>> START Exercise data

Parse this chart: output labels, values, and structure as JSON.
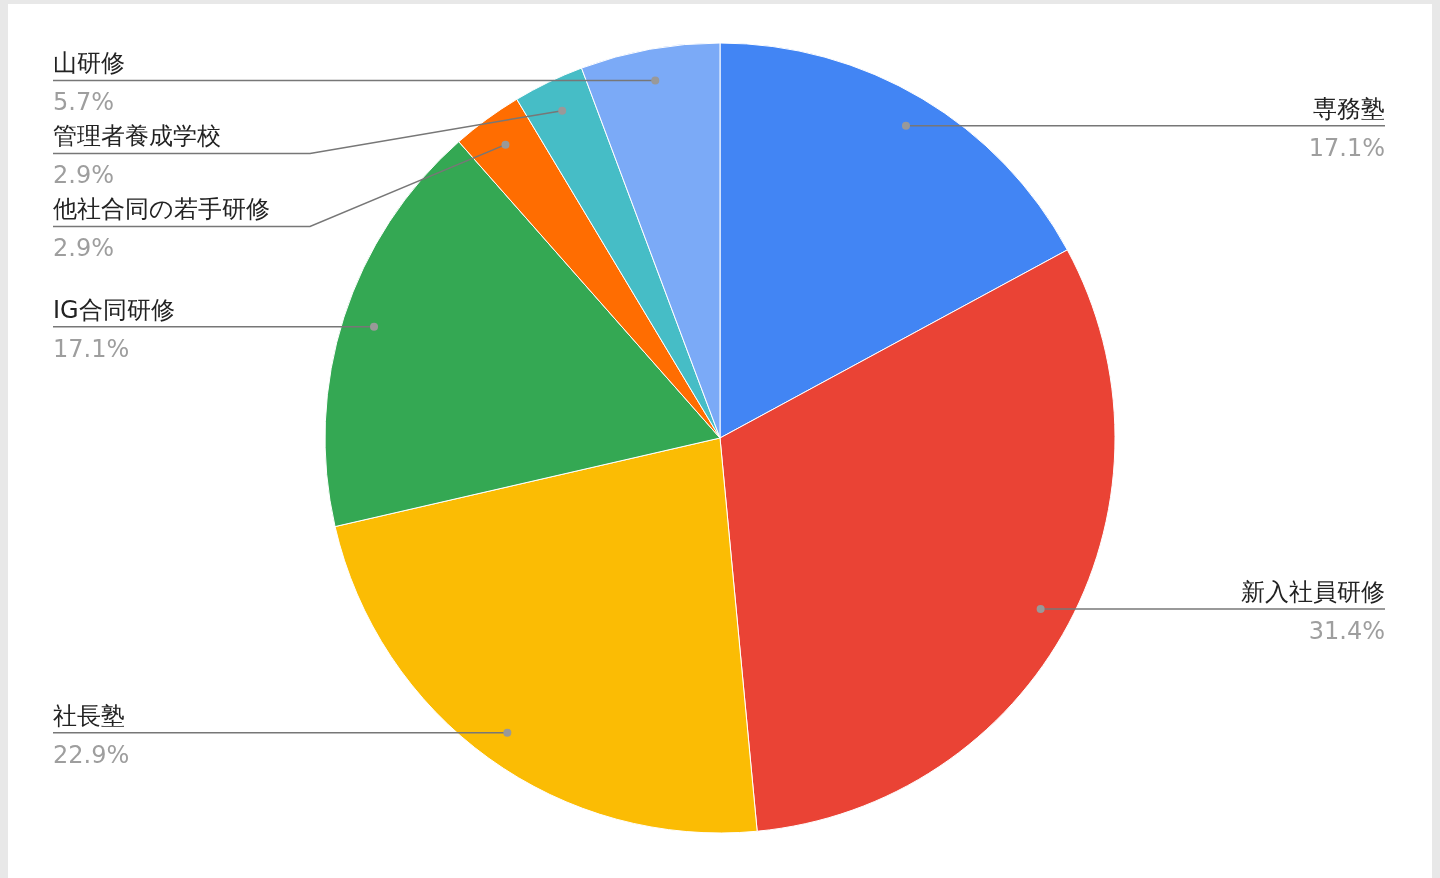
{
  "chart_data": {
    "type": "pie",
    "categories": [
      "専務塾",
      "新入社員研修",
      "社長塾",
      "IG合同研修",
      "他社合同の若手研修",
      "管理者養成学校",
      "山研修"
    ],
    "values": [
      17.1,
      31.4,
      22.9,
      17.1,
      2.9,
      2.9,
      5.7
    ],
    "value_labels": [
      "17.1%",
      "31.4%",
      "22.9%",
      "17.1%",
      "2.9%",
      "2.9%",
      "5.7%"
    ],
    "colors": [
      "#4285f4",
      "#ea4335",
      "#fbbc04",
      "#34a853",
      "#ff6d01",
      "#46bdc6",
      "#7baaf7"
    ]
  }
}
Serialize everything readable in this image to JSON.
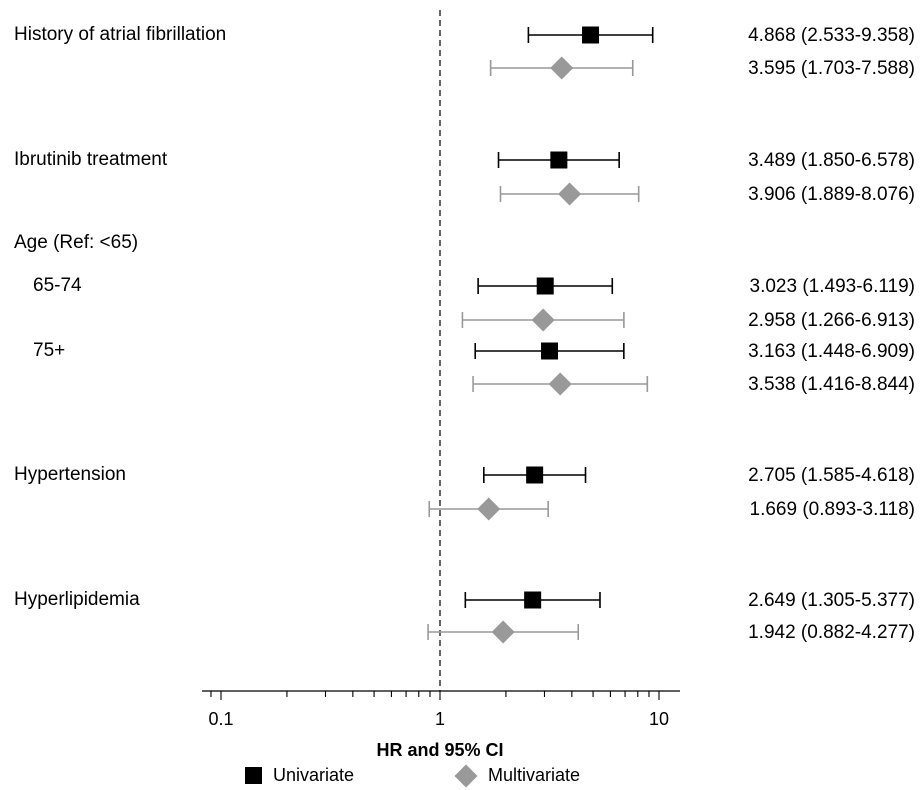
{
  "chart_data": {
    "type": "forest",
    "scale": "log",
    "xlabel": "HR and 95% CI",
    "xlim": [
      0.06,
      13
    ],
    "xticks": [
      0.1,
      1,
      10
    ],
    "xtick_labels": [
      "0.1",
      "1",
      "10"
    ],
    "reference_line": 1,
    "legend": {
      "placement": "bottom-center",
      "entries": [
        {
          "name": "Univariate",
          "marker": "square",
          "color": "#000000"
        },
        {
          "name": "Multivariate",
          "marker": "diamond",
          "color": "#999999"
        }
      ]
    },
    "headers": [
      {
        "label": "Age (Ref: <65)"
      }
    ],
    "rows": [
      {
        "group": "History of atrial fibrillation",
        "label": "History of atrial fibrillation",
        "series": "Univariate",
        "hr": 4.868,
        "lo": 2.533,
        "hi": 9.358,
        "text": "4.868 (2.533-9.358)"
      },
      {
        "group": "History of atrial fibrillation",
        "label": "",
        "series": "Multivariate",
        "hr": 3.595,
        "lo": 1.703,
        "hi": 7.588,
        "text": "3.595  (1.703-7.588)"
      },
      {
        "group": "Ibrutinib treatment",
        "label": "Ibrutinib treatment",
        "series": "Univariate",
        "hr": 3.489,
        "lo": 1.85,
        "hi": 6.578,
        "text": "3.489  (1.850-6.578)"
      },
      {
        "group": "Ibrutinib treatment",
        "label": "",
        "series": "Multivariate",
        "hr": 3.906,
        "lo": 1.889,
        "hi": 8.076,
        "text": "3.906  (1.889-8.076)"
      },
      {
        "group": "Age 65-74",
        "label": "65-74",
        "series": "Univariate",
        "hr": 3.023,
        "lo": 1.493,
        "hi": 6.119,
        "text": "3.023  (1.493-6.119)"
      },
      {
        "group": "Age 65-74",
        "label": "",
        "series": "Multivariate",
        "hr": 2.958,
        "lo": 1.266,
        "hi": 6.913,
        "text": "2.958  (1.266-6.913)"
      },
      {
        "group": "Age 75+",
        "label": "75+",
        "series": "Univariate",
        "hr": 3.163,
        "lo": 1.448,
        "hi": 6.909,
        "text": "3.163  (1.448-6.909)"
      },
      {
        "group": "Age 75+",
        "label": "",
        "series": "Multivariate",
        "hr": 3.538,
        "lo": 1.416,
        "hi": 8.844,
        "text": "3.538  (1.416-8.844)"
      },
      {
        "group": "Hypertension",
        "label": "Hypertension",
        "series": "Univariate",
        "hr": 2.705,
        "lo": 1.585,
        "hi": 4.618,
        "text": "2.705  (1.585-4.618)"
      },
      {
        "group": "Hypertension",
        "label": "",
        "series": "Multivariate",
        "hr": 1.669,
        "lo": 0.893,
        "hi": 3.118,
        "text": "1.669  (0.893-3.118)"
      },
      {
        "group": "Hyperlipidemia",
        "label": "Hyperlipidemia",
        "series": "Univariate",
        "hr": 2.649,
        "lo": 1.305,
        "hi": 5.377,
        "text": "2.649  (1.305-5.377)"
      },
      {
        "group": "Hyperlipidemia",
        "label": "",
        "series": "Multivariate",
        "hr": 1.942,
        "lo": 0.882,
        "hi": 4.277,
        "text": "1.942  (0.882-4.277)"
      }
    ]
  }
}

>> END Exercise data

*Request*:
Reproduce the data above in full, exactly as it is, with the pictures left out.

*Output of the exercise*:
Parse this chart: output labels, values, and structure as JSON.
{
  "chart_data": {
    "type": "pie",
    "categories": [
      "専務塾",
      "新入社員研修",
      "社長塾",
      "IG合同研修",
      "他社合同の若手研修",
      "管理者養成学校",
      "山研修"
    ],
    "values": [
      17.1,
      31.4,
      22.9,
      17.1,
      2.9,
      2.9,
      5.7
    ],
    "value_labels": [
      "17.1%",
      "31.4%",
      "22.9%",
      "17.1%",
      "2.9%",
      "2.9%",
      "5.7%"
    ],
    "colors": [
      "#4285f4",
      "#ea4335",
      "#fbbc04",
      "#34a853",
      "#ff6d01",
      "#46bdc6",
      "#7baaf7"
    ]
  }
}
Serialize everything readable in this image to JSON.
{
  "chart_data": {
    "type": "forest",
    "scale": "log",
    "xlabel": "HR and 95% CI",
    "xlim": [
      0.06,
      13
    ],
    "xticks": [
      0.1,
      1,
      10
    ],
    "xtick_labels": [
      "0.1",
      "1",
      "10"
    ],
    "reference_line": 1,
    "legend": {
      "placement": "bottom-center",
      "entries": [
        {
          "name": "Univariate",
          "marker": "square",
          "color": "#000000"
        },
        {
          "name": "Multivariate",
          "marker": "diamond",
          "color": "#999999"
        }
      ]
    },
    "headers": [
      {
        "label": "Age (Ref: <65)"
      }
    ],
    "rows": [
      {
        "group": "History of atrial fibrillation",
        "label": "History of atrial fibrillation",
        "series": "Univariate",
        "hr": 4.868,
        "lo": 2.533,
        "hi": 9.358,
        "text": "4.868 (2.533-9.358)"
      },
      {
        "group": "History of atrial fibrillation",
        "label": "",
        "series": "Multivariate",
        "hr": 3.595,
        "lo": 1.703,
        "hi": 7.588,
        "text": "3.595  (1.703-7.588)"
      },
      {
        "group": "Ibrutinib treatment",
        "label": "Ibrutinib treatment",
        "series": "Univariate",
        "hr": 3.489,
        "lo": 1.85,
        "hi": 6.578,
        "text": "3.489  (1.850-6.578)"
      },
      {
        "group": "Ibrutinib treatment",
        "label": "",
        "series": "Multivariate",
        "hr": 3.906,
        "lo": 1.889,
        "hi": 8.076,
        "text": "3.906  (1.889-8.076)"
      },
      {
        "group": "Age 65-74",
        "label": "65-74",
        "series": "Univariate",
        "hr": 3.023,
        "lo": 1.493,
        "hi": 6.119,
        "text": "3.023  (1.493-6.119)"
      },
      {
        "group": "Age 65-74",
        "label": "",
        "series": "Multivariate",
        "hr": 2.958,
        "lo": 1.266,
        "hi": 6.913,
        "text": "2.958  (1.266-6.913)"
      },
      {
        "group": "Age 75+",
        "label": "75+",
        "series": "Univariate",
        "hr": 3.163,
        "lo": 1.448,
        "hi": 6.909,
        "text": "3.163  (1.448-6.909)"
      },
      {
        "group": "Age 75+",
        "label": "",
        "series": "Multivariate",
        "hr": 3.538,
        "lo": 1.416,
        "hi": 8.844,
        "text": "3.538  (1.416-8.844)"
      },
      {
        "group": "Hypertension",
        "label": "Hypertension",
        "series": "Univariate",
        "hr": 2.705,
        "lo": 1.585,
        "hi": 4.618,
        "text": "2.705  (1.585-4.618)"
      },
      {
        "group": "Hypertension",
        "label": "",
        "series": "Multivariate",
        "hr": 1.669,
        "lo": 0.893,
        "hi": 3.118,
        "text": "1.669  (0.893-3.118)"
      },
      {
        "group": "Hyperlipidemia",
        "label": "Hyperlipidemia",
        "series": "Univariate",
        "hr": 2.649,
        "lo": 1.305,
        "hi": 5.377,
        "text": "2.649  (1.305-5.377)"
      },
      {
        "group": "Hyperlipidemia",
        "label": "",
        "series": "Multivariate",
        "hr": 1.942,
        "lo": 0.882,
        "hi": 4.277,
        "text": "1.942  (0.882-4.277)"
      }
    ]
  }
}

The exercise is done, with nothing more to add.